GIVEN DATA -
────────────────────
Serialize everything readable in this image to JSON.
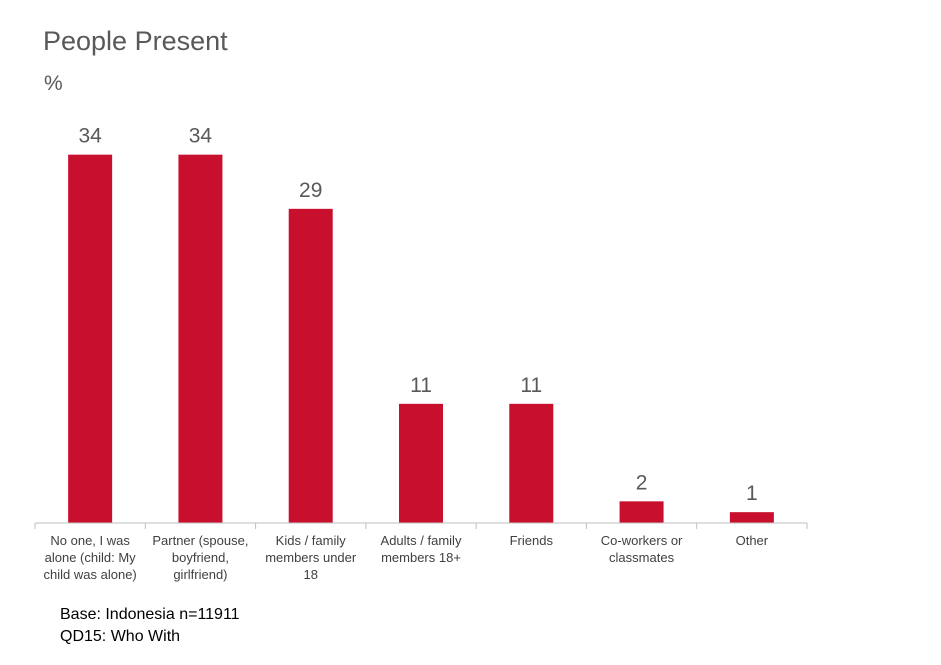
{
  "chart_data": {
    "type": "bar",
    "title": "People Present",
    "ylabel": "%",
    "categories": [
      [
        "No one, I was",
        "alone (child: My",
        "child was alone)"
      ],
      [
        "Partner (spouse,",
        "boyfriend,",
        "girlfriend)"
      ],
      [
        "Kids / family",
        "members under",
        "18"
      ],
      [
        "Adults / family",
        "members 18+"
      ],
      [
        "Friends"
      ],
      [
        "Co-workers or",
        "classmates"
      ],
      [
        "Other"
      ]
    ],
    "values": [
      34,
      34,
      29,
      11,
      11,
      2,
      1
    ],
    "ylim": [
      0,
      36
    ],
    "grid": false,
    "bar_color": "#C8102E"
  },
  "footnotes": {
    "base": "Base: Indonesia n=11911",
    "question": "QD15: Who With"
  }
}
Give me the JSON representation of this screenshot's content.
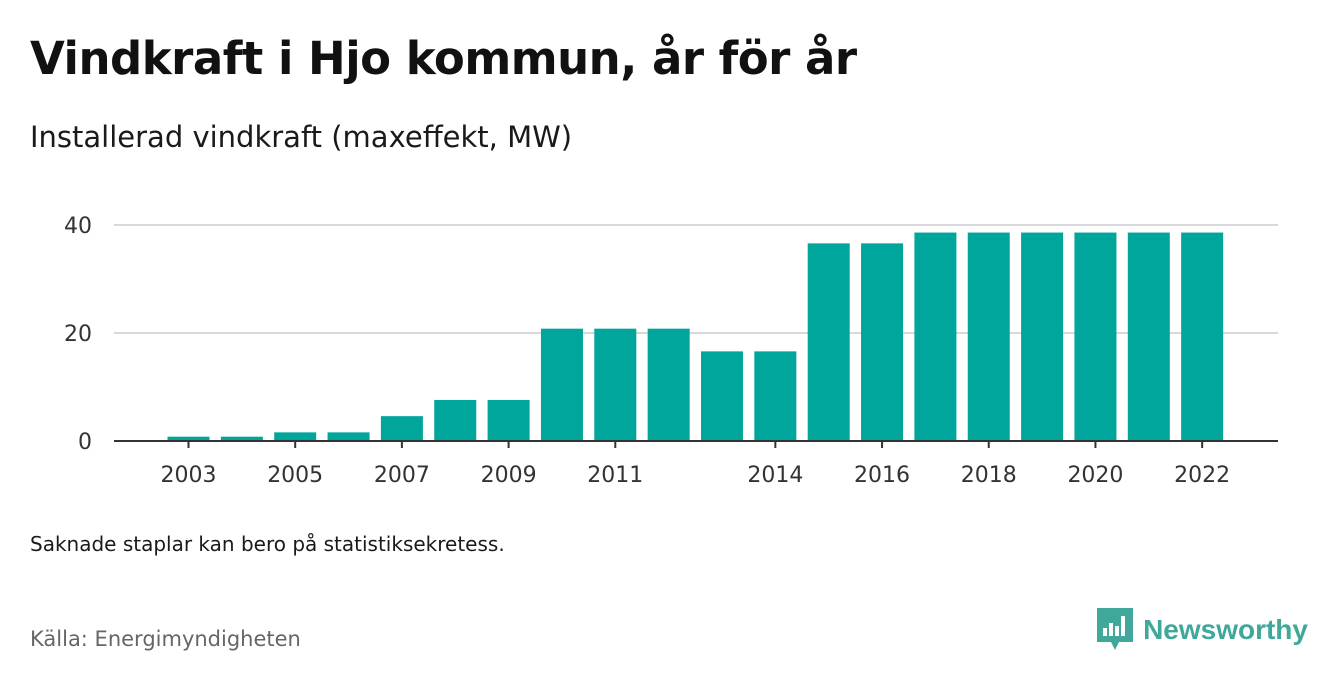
{
  "header": {
    "title": "Vindkraft i Hjo kommun, år för år",
    "subtitle": "Installerad vindkraft (maxeffekt, MW)"
  },
  "footer": {
    "note": "Saknade staplar kan bero på statistiksekretess.",
    "source": "Källa: Energimyndigheten",
    "brand": "Newsworthy"
  },
  "colors": {
    "bar": "#00a59b",
    "brand": "#3fa89a",
    "grid": "#d9d9d9",
    "axis": "#333333"
  },
  "chart_data": {
    "type": "bar",
    "title": "Vindkraft i Hjo kommun, år för år",
    "subtitle": "Installerad vindkraft (maxeffekt, MW)",
    "categories": [
      "2003",
      "2004",
      "2005",
      "2006",
      "2007",
      "2008",
      "2009",
      "2010",
      "2011",
      "2012",
      "2013",
      "2014",
      "2015",
      "2016",
      "2017",
      "2018",
      "2019",
      "2020",
      "2021",
      "2022"
    ],
    "values": [
      0.8,
      0.8,
      1.6,
      1.6,
      4.6,
      7.6,
      7.6,
      20.8,
      20.8,
      20.8,
      16.6,
      16.6,
      36.6,
      36.6,
      38.6,
      38.6,
      38.6,
      38.6,
      38.6,
      38.6
    ],
    "x_tick_labels": [
      "2003",
      "2005",
      "2007",
      "2009",
      "2011",
      "2014",
      "2016",
      "2018",
      "2020",
      "2022"
    ],
    "y_ticks": [
      0,
      20,
      40
    ],
    "ylim": [
      0,
      40
    ],
    "grid": true,
    "legend": "none"
  }
}
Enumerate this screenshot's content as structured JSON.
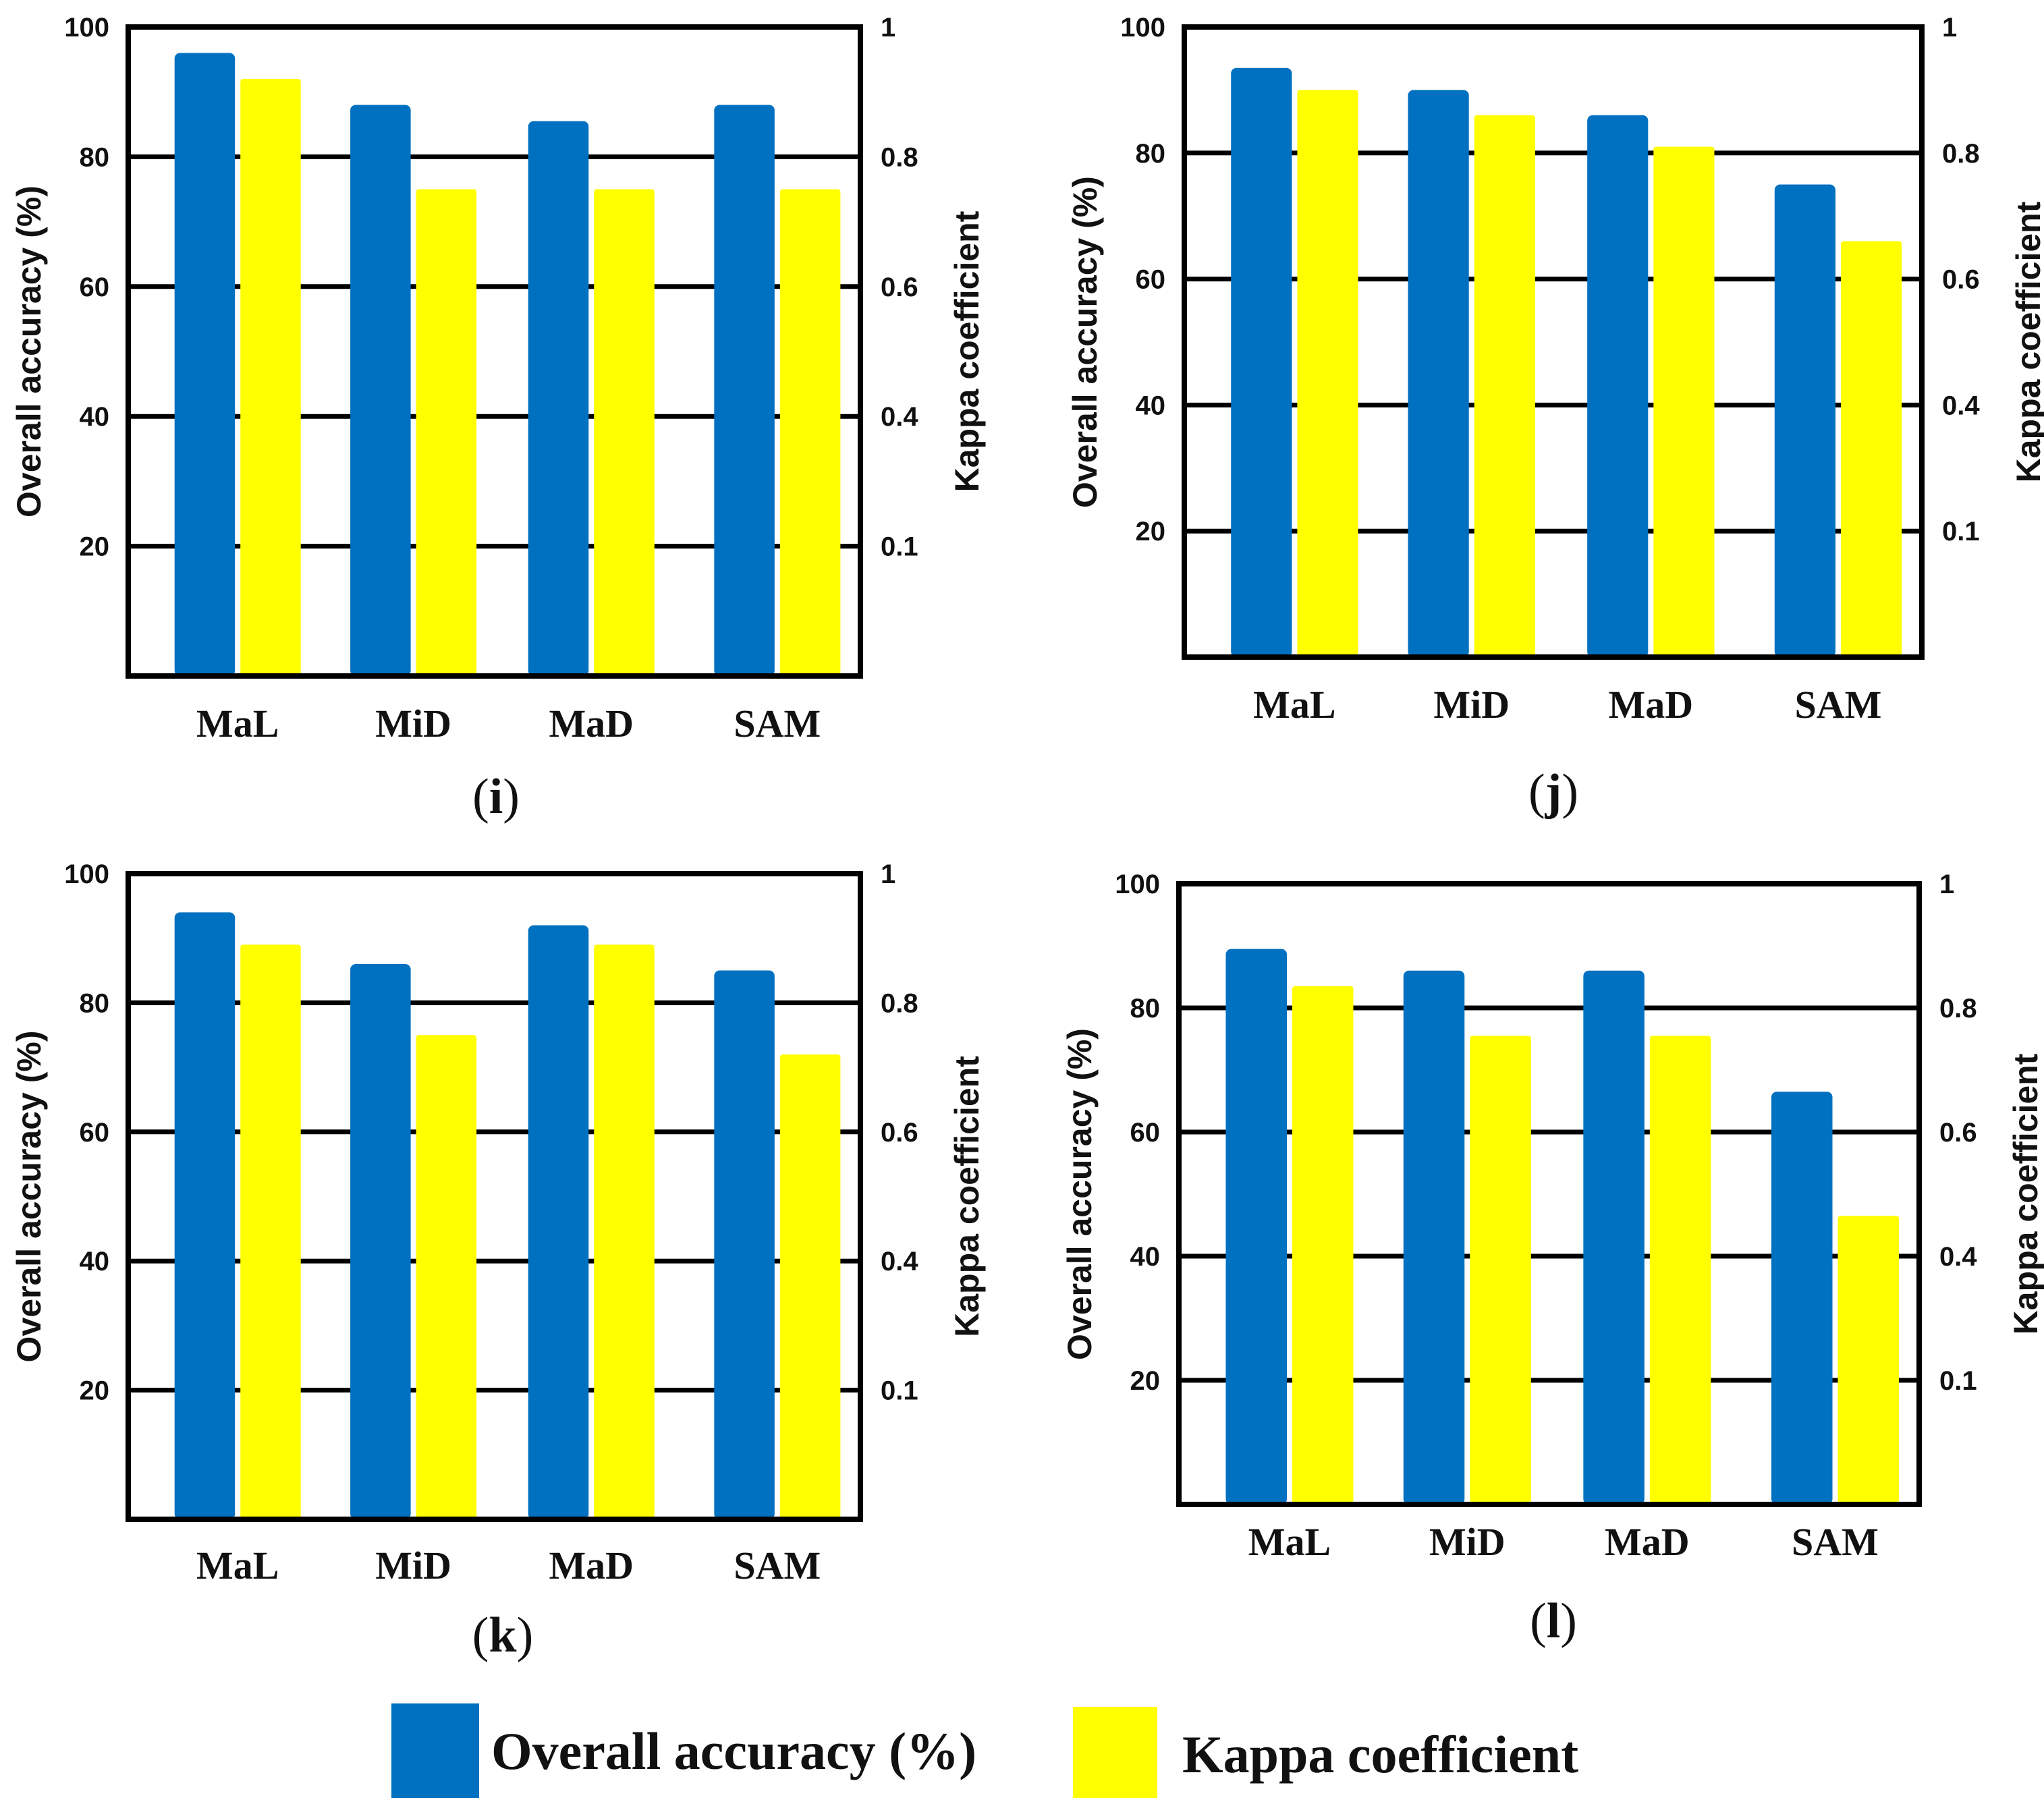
{
  "figure": {
    "series_colors": {
      "accuracy": "#0070c0",
      "kappa": "#ffff00"
    },
    "legend": {
      "items": [
        {
          "label": "Overall accuracy (%)",
          "color": "#0070c0"
        },
        {
          "label": "Kappa coefficient",
          "color": "#ffff00"
        }
      ]
    }
  },
  "chart_data": [
    {
      "type": "bar",
      "panel_label": "i",
      "categories": [
        "MaL",
        "MiD",
        "MaD",
        "SAM"
      ],
      "series": [
        {
          "name": "Overall accuracy (%)",
          "axis": "left",
          "values": [
            96,
            88,
            85.5,
            88
          ]
        },
        {
          "name": "Kappa coefficient",
          "axis": "right",
          "values": [
            0.92,
            0.75,
            0.75,
            0.75
          ]
        }
      ],
      "ylabel": "Overall accuracy (%)",
      "ylabel_right": "Kappa coefficient",
      "ylim": [
        0,
        100
      ],
      "yticks": [
        "100",
        "80",
        "60",
        "40",
        "20"
      ],
      "yticks_right": [
        "1",
        "0.8",
        "0.6",
        "0.4",
        "0.1"
      ],
      "grid": true
    },
    {
      "type": "bar",
      "panel_label": "j",
      "categories": [
        "MaL",
        "MiD",
        "MaD",
        "SAM"
      ],
      "series": [
        {
          "name": "Overall accuracy (%)",
          "axis": "left",
          "values": [
            93.5,
            90,
            86,
            75
          ]
        },
        {
          "name": "Kappa coefficient",
          "axis": "right",
          "values": [
            0.9,
            0.86,
            0.81,
            0.66
          ]
        }
      ],
      "ylabel": "Overall accuracy (%)",
      "ylabel_right": "Kappa coefficient",
      "ylim": [
        0,
        100
      ],
      "yticks": [
        "100",
        "80",
        "60",
        "40",
        "20"
      ],
      "yticks_right": [
        "1",
        "0.8",
        "0.6",
        "0.4",
        "0.1"
      ],
      "grid": true
    },
    {
      "type": "bar",
      "panel_label": "k",
      "categories": [
        "MaL",
        "MiD",
        "MaD",
        "SAM"
      ],
      "series": [
        {
          "name": "Overall accuracy (%)",
          "axis": "left",
          "values": [
            94,
            86,
            92,
            85
          ]
        },
        {
          "name": "Kappa coefficient",
          "axis": "right",
          "values": [
            0.89,
            0.75,
            0.89,
            0.72
          ]
        }
      ],
      "ylabel": "Overall accuracy (%)",
      "ylabel_right": "Kappa coefficient",
      "ylim": [
        0,
        100
      ],
      "yticks": [
        "100",
        "80",
        "60",
        "40",
        "20"
      ],
      "yticks_right": [
        "1",
        "0.8",
        "0.6",
        "0.4",
        "0.1"
      ],
      "grid": true
    },
    {
      "type": "bar",
      "panel_label": "l",
      "categories": [
        "MaL",
        "MiD",
        "MaD",
        "SAM"
      ],
      "series": [
        {
          "name": "Overall accuracy (%)",
          "axis": "left",
          "values": [
            89.5,
            86,
            86,
            66.5
          ]
        },
        {
          "name": "Kappa coefficient",
          "axis": "right",
          "values": [
            0.835,
            0.755,
            0.755,
            0.465
          ]
        }
      ],
      "ylabel": "Overall accuracy (%)",
      "ylabel_right": "Kappa coefficient",
      "ylim": [
        0,
        100
      ],
      "yticks": [
        "100",
        "80",
        "60",
        "40",
        "20"
      ],
      "yticks_right": [
        "1",
        "0.8",
        "0.6",
        "0.4",
        "0.1"
      ],
      "grid": true
    }
  ]
}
────────────────────
Leave out the pictures and transcribe everything else exactly.

ANSWER TO THIS PROBLEM -
Serialize everything readable in this image to JSON.
{
  "chart_data": {
    "type": "bar",
    "title": "People Present",
    "ylabel": "%",
    "categories": [
      [
        "No one, I was",
        "alone (child: My",
        "child was alone)"
      ],
      [
        "Partner (spouse,",
        "boyfriend,",
        "girlfriend)"
      ],
      [
        "Kids / family",
        "members under",
        "18"
      ],
      [
        "Adults / family",
        "members 18+"
      ],
      [
        "Friends"
      ],
      [
        "Co-workers or",
        "classmates"
      ],
      [
        "Other"
      ]
    ],
    "values": [
      34,
      34,
      29,
      11,
      11,
      2,
      1
    ],
    "ylim": [
      0,
      36
    ],
    "grid": false,
    "bar_color": "#C8102E"
  },
  "footnotes": {
    "base": "Base: Indonesia n=11911",
    "question": "QD15: Who With"
  }
}
Give me the JSON representation of this screenshot's content.
{
  "header": {
    "title": "Vindkraft i Hjo kommun, år för år",
    "subtitle": "Installerad vindkraft (maxeffekt, MW)"
  },
  "footer": {
    "note": "Saknade staplar kan bero på statistiksekretess.",
    "source": "Källa: Energimyndigheten",
    "brand": "Newsworthy"
  },
  "colors": {
    "bar": "#00a59b",
    "brand": "#3fa89a",
    "grid": "#d9d9d9",
    "axis": "#333333"
  },
  "chart_data": {
    "type": "bar",
    "title": "Vindkraft i Hjo kommun, år för år",
    "subtitle": "Installerad vindkraft (maxeffekt, MW)",
    "categories": [
      "2003",
      "2004",
      "2005",
      "2006",
      "2007",
      "2008",
      "2009",
      "2010",
      "2011",
      "2012",
      "2013",
      "2014",
      "2015",
      "2016",
      "2017",
      "2018",
      "2019",
      "2020",
      "2021",
      "2022"
    ],
    "values": [
      0.8,
      0.8,
      1.6,
      1.6,
      4.6,
      7.6,
      7.6,
      20.8,
      20.8,
      20.8,
      16.6,
      16.6,
      36.6,
      36.6,
      38.6,
      38.6,
      38.6,
      38.6,
      38.6,
      38.6
    ],
    "x_tick_labels": [
      "2003",
      "2005",
      "2007",
      "2009",
      "2011",
      "2014",
      "2016",
      "2018",
      "2020",
      "2022"
    ],
    "y_ticks": [
      0,
      20,
      40
    ],
    "ylim": [
      0,
      40
    ],
    "grid": true,
    "legend": "none"
  }
}
Enumerate this screenshot's content as structured JSON.
{
  "figure": {
    "series_colors": {
      "accuracy": "#0070c0",
      "kappa": "#ffff00"
    },
    "legend": {
      "items": [
        {
          "label": "Overall accuracy (%)",
          "color": "#0070c0"
        },
        {
          "label": "Kappa coefficient",
          "color": "#ffff00"
        }
      ]
    }
  },
  "chart_data": [
    {
      "type": "bar",
      "panel_label": "i",
      "categories": [
        "MaL",
        "MiD",
        "MaD",
        "SAM"
      ],
      "series": [
        {
          "name": "Overall accuracy (%)",
          "axis": "left",
          "values": [
            96,
            88,
            85.5,
            88
          ]
        },
        {
          "name": "Kappa coefficient",
          "axis": "right",
          "values": [
            0.92,
            0.75,
            0.75,
            0.75
          ]
        }
      ],
      "ylabel": "Overall accuracy (%)",
      "ylabel_right": "Kappa coefficient",
      "ylim": [
        0,
        100
      ],
      "yticks": [
        "100",
        "80",
        "60",
        "40",
        "20"
      ],
      "yticks_right": [
        "1",
        "0.8",
        "0.6",
        "0.4",
        "0.1"
      ],
      "grid": true
    },
    {
      "type": "bar",
      "panel_label": "j",
      "categories": [
        "MaL",
        "MiD",
        "MaD",
        "SAM"
      ],
      "series": [
        {
          "name": "Overall accuracy (%)",
          "axis": "left",
          "values": [
            93.5,
            90,
            86,
            75
          ]
        },
        {
          "name": "Kappa coefficient",
          "axis": "right",
          "values": [
            0.9,
            0.86,
            0.81,
            0.66
          ]
        }
      ],
      "ylabel": "Overall accuracy (%)",
      "ylabel_right": "Kappa coefficient",
      "ylim": [
        0,
        100
      ],
      "yticks": [
        "100",
        "80",
        "60",
        "40",
        "20"
      ],
      "yticks_right": [
        "1",
        "0.8",
        "0.6",
        "0.4",
        "0.1"
      ],
      "grid": true
    },
    {
      "type": "bar",
      "panel_label": "k",
      "categories": [
        "MaL",
        "MiD",
        "MaD",
        "SAM"
      ],
      "series": [
        {
          "name": "Overall accuracy (%)",
          "axis": "left",
          "values": [
            94,
            86,
            92,
            85
          ]
        },
        {
          "name": "Kappa coefficient",
          "axis": "right",
          "values": [
            0.89,
            0.75,
            0.89,
            0.72
          ]
        }
      ],
      "ylabel": "Overall accuracy (%)",
      "ylabel_right": "Kappa coefficient",
      "ylim": [
        0,
        100
      ],
      "yticks": [
        "100",
        "80",
        "60",
        "40",
        "20"
      ],
      "yticks_right": [
        "1",
        "0.8",
        "0.6",
        "0.4",
        "0.1"
      ],
      "grid": true
    },
    {
      "type": "bar",
      "panel_label": "l",
      "categories": [
        "MaL",
        "MiD",
        "MaD",
        "SAM"
      ],
      "series": [
        {
          "name": "Overall accuracy (%)",
          "axis": "left",
          "values": [
            89.5,
            86,
            86,
            66.5
          ]
        },
        {
          "name": "Kappa coefficient",
          "axis": "right",
          "values": [
            0.835,
            0.755,
            0.755,
            0.465
          ]
        }
      ],
      "ylabel": "Overall accuracy (%)",
      "ylabel_right": "Kappa coefficient",
      "ylim": [
        0,
        100
      ],
      "yticks": [
        "100",
        "80",
        "60",
        "40",
        "20"
      ],
      "yticks_right": [
        "1",
        "0.8",
        "0.6",
        "0.4",
        "0.1"
      ],
      "grid": true
    }
  ]
}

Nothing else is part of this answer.